Dataset entries:
● ● ● ● ●
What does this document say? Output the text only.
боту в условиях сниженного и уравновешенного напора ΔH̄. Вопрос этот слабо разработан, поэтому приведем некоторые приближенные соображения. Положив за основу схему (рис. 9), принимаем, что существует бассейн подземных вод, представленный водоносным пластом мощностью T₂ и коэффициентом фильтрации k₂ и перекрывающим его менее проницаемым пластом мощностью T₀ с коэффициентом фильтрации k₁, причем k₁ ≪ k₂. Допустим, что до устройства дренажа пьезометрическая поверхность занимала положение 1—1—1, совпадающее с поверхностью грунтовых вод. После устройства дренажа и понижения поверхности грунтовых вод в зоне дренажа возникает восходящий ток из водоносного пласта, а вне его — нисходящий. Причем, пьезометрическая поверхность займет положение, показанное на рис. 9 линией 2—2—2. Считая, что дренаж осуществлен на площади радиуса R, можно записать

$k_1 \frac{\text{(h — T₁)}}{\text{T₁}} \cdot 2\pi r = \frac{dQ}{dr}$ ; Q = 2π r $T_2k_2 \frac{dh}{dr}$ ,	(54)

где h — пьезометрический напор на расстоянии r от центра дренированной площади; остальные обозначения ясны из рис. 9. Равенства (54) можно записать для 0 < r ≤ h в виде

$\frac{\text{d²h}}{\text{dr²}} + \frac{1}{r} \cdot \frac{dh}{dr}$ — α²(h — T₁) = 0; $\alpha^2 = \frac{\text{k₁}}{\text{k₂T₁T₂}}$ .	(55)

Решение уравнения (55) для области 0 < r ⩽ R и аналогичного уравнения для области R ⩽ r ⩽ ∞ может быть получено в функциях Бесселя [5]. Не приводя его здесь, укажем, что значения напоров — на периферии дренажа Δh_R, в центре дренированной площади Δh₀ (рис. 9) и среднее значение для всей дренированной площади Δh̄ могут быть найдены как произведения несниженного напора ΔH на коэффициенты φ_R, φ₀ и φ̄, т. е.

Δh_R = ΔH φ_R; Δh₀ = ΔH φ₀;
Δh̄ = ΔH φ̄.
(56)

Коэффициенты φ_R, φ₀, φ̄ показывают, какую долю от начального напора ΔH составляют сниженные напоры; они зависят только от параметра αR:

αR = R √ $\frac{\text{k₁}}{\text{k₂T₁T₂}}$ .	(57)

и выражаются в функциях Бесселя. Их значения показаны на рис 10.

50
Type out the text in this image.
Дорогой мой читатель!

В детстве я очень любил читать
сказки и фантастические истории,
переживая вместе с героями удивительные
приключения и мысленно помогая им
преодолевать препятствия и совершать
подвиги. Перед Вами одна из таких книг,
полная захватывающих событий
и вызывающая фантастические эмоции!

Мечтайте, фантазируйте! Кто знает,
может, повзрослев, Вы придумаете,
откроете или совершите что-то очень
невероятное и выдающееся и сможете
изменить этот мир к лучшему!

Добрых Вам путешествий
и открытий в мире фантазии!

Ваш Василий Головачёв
● ● ● ● ●
Problem description:
Identify each line containing the string "очень" and copy it out.

Task output:
В детстве я очень любил читать
откроете или совершите что-то очень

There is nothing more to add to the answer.